■ WHAT TO PRODUCE ■
Write out the listing below in full and exactly, leaving out every picture.

■ GIVEN ENTRIES ■
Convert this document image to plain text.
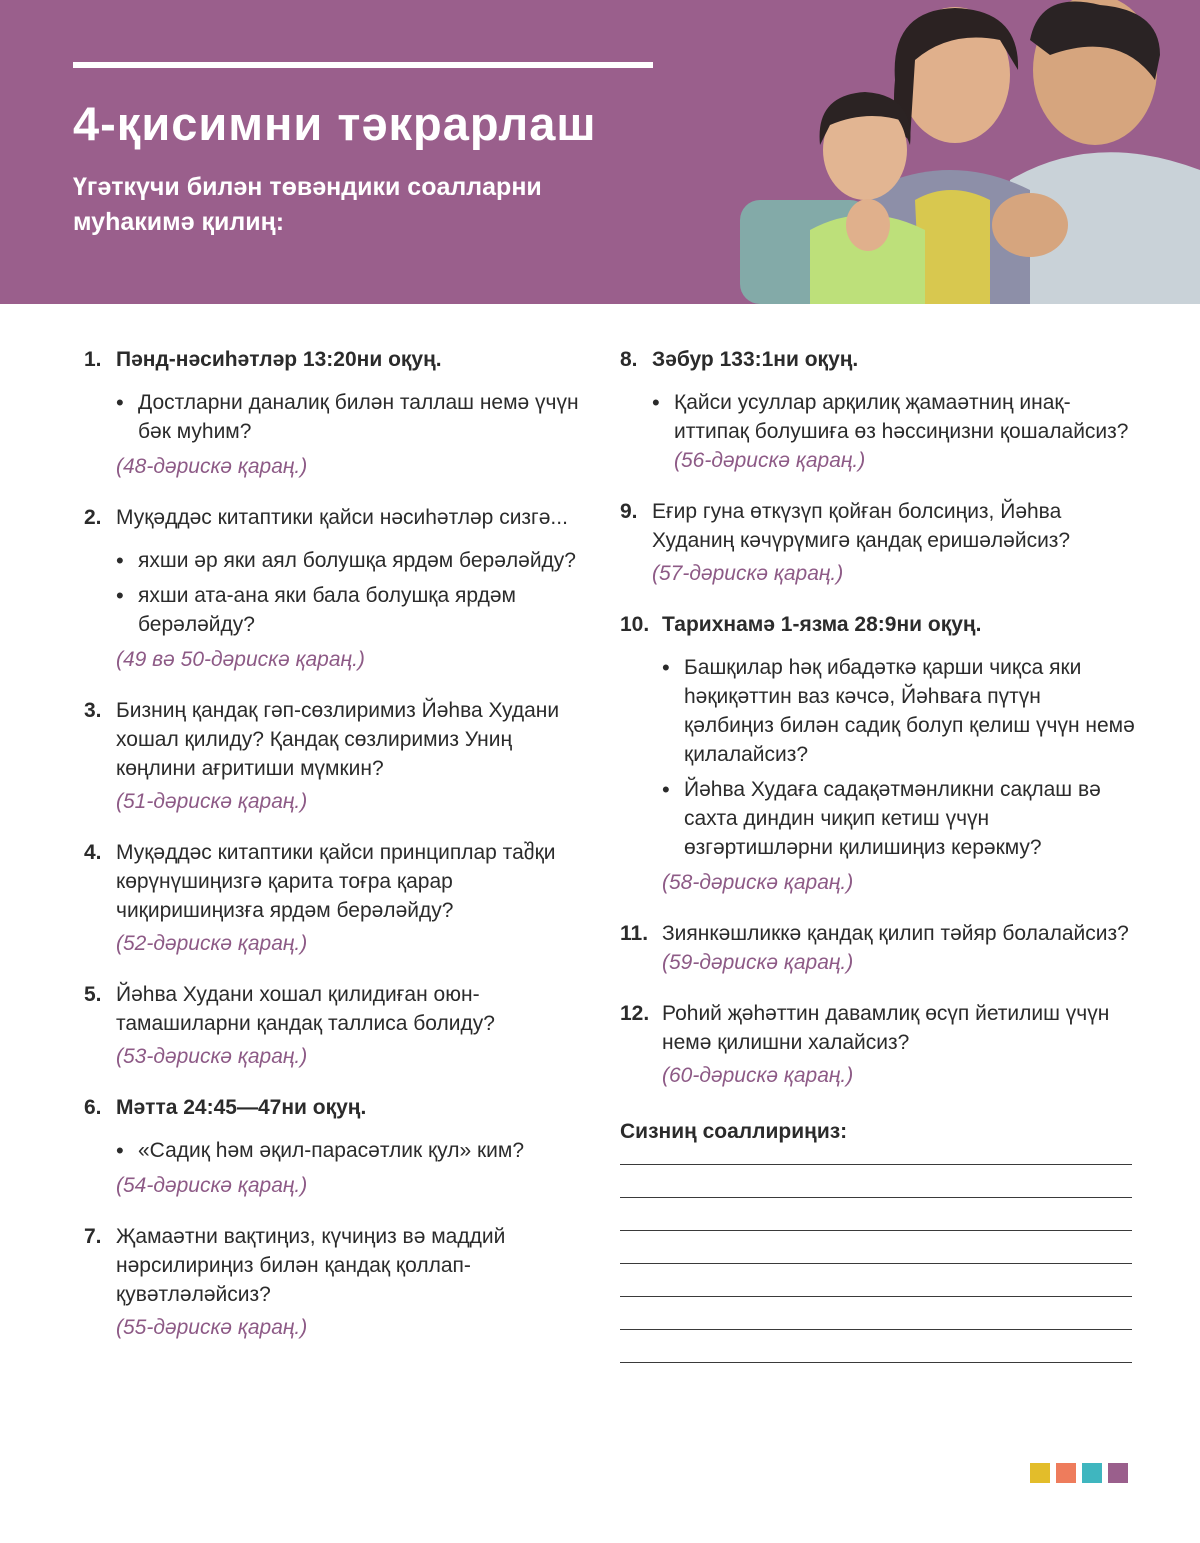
4-қисимни тәкрарлаш

Үгәткүчи билән төвәндики соалларни муһакимә қилиң:

1. Пәнд-нәсиһәтләр 13:20ни оқуң.
• Достларни даналиқ билән таллаш немә үчүн бәк муһим?
(48-дәрискә қараң.)
2. Муқәддәс китаптики қайси нәсиһәтләр сизгә...
• яхши әр яки аял болушқа ярдәм берәләйду?
• яхши ата-ана яки бала болушқа ярдәм берәләйду?
(49 вә 50-дәрискә қараң.)
3. Бизниң қандақ гәп-сөзлиримиз Йәһва Худани хошал қилиду? Қандақ сөзлиримиз Униң көңлини ағритиши мүмкин?
(51-дәрискә қараң.)
4. Муқәддәс китаптики қайси принциплар таშқи көрүнүшиңизгә қарита тоғра қарар чиқиришиңизға ярдәм берәләйду?
(52-дәрискә қараң.)
5. Йәһва Худани хошал қилидиған оюн-тамашиларни қандақ таллиса болиду?
(53-дәрискә қараң.)
6. Мәтта 24:45—47ни оқуң.
• «Садиқ һәм әқил-парасәтлик қул» ким?
(54-дәрискә қараң.)
7. Җамаәтни вақтиңиз, күчиңиз вә маддий нәрсилириңиз билән қандақ қоллап-қувәтләләйсиз?
(55-дәрискә қараң.)
8. Зәбур 133:1ни оқуң.
• Қайси усуллар арқилиқ җамаәтниң инақ-иттипақ болушиға өз һәссиңизни қошалайсиз? (56-дәрискә қараң.)
9. Еғир гуна өткүзүп қойған болсиңиз, Йәһва Худаниң кәчүрүмигә қандақ еришәләйсиз?
(57-дәрискә қараң.)
10. Тарихнамә 1-язма 28:9ни оқуң.
• Башқилар һәқ ибадәткә қарши чиқса яки һәқиқәттин ваз кәчсә, Йәһваға пүтүн қәлбиңиз билән садиқ болуп қелиш үчүн немә қилалайсиз?
• Йәһва Худаға садақәтмәнликни сақлаш вә сахта диндин чиқип кетиш үчүн өзгәртишләрни қилишиңиз керәкму?
(58-дәрискә қараң.)
11. Зиянкәшликкә қандақ қилип тәйяр болалайсиз? (59-дәрискә қараң.)
12. Роһий җәһәттин давамлиқ өсүп йетилиш үчүн немә қилишни халайсиз?
(60-дәрискә қараң.)
Сизниң соаллириңиз:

■ ANSWER TO THE TASK ■
Convert this document image to plain text.
4-қисимни тәкрарлаш

Үгәткүчи билән төвәндики соалларни муһакимә қилиң:

1. Пәнд-нәсиһәтләр 13:20ни оқуң.
• Достларни даналиқ билән таллаш немә үчүн бәк муһим?
(48-дәрискә қараң.)
2. Муқәддәс китаптики қайси нәсиһәтләр сизгә...
• яхши әр яки аял болушқа ярдәм берәләйду?
• яхши ата-ана яки бала болушқа ярдәм берәләйду?
(49 вә 50-дәрискә қараң.)
3. Бизниң қандақ гәп-сөзлиримиз Йәһва Худани хошал қилиду? Қандақ сөзлиримиз Униң көңлини ағритиши мүмкин?
(51-дәрискә қараң.)
4. Муқәддәс китаптики қайси принциплар таშқи көрүнүшиңизгә қарита тоғра қарар чиқиришиңизға ярдәм берәләйду?
(52-дәрискә қараң.)
5. Йәһва Худани хошал қилидиған оюн-тамашиларни қандақ таллиса болиду?
(53-дәрискә қараң.)
6. Мәтта 24:45—47ни оқуң.
• «Садиқ һәм әқил-парасәтлик қул» ким?
(54-дәрискә қараң.)
7. Җамаәтни вақтиңиз, күчиңиз вә маддий нәрсилириңиз билән қандақ қоллап-қувәтләләйсиз?
(55-дәрискә қараң.)
8. Зәбур 133:1ни оқуң.
• Қайси усуллар арқилиқ җамаәтниң инақ-иттипақ болушиға өз һәссиңизни қошалайсиз? (56-дәрискә қараң.)
9. Еғир гуна өткүзүп қойған болсиңиз, Йәһва Худаниң кәчүрүмигә қандақ еришәләйсиз?
(57-дәрискә қараң.)
10. Тарихнамә 1-язма 28:9ни оқуң.
• Башқилар һәқ ибадәткә қарши чиқса яки һәқиқәттин ваз кәчсә, Йәһваға пүтүн қәлбиңиз билән садиқ болуп қелиш үчүн немә қилалайсиз?
• Йәһва Худаға садақәтмәнликни сақлаш вә сахта диндин чиқип кетиш үчүн өзгәртишләрни қилишиңиз керәкму?
(58-дәрискә қараң.)
11. Зиянкәшликкә қандақ қилип тәйяр болалайсиз? (59-дәрискә қараң.)
12. Роһий җәһәттин давамлиқ өсүп йетилиш үчүн немә қилишни халайсиз?
(60-дәрискә қараң.)
Сизниң соаллириңиз:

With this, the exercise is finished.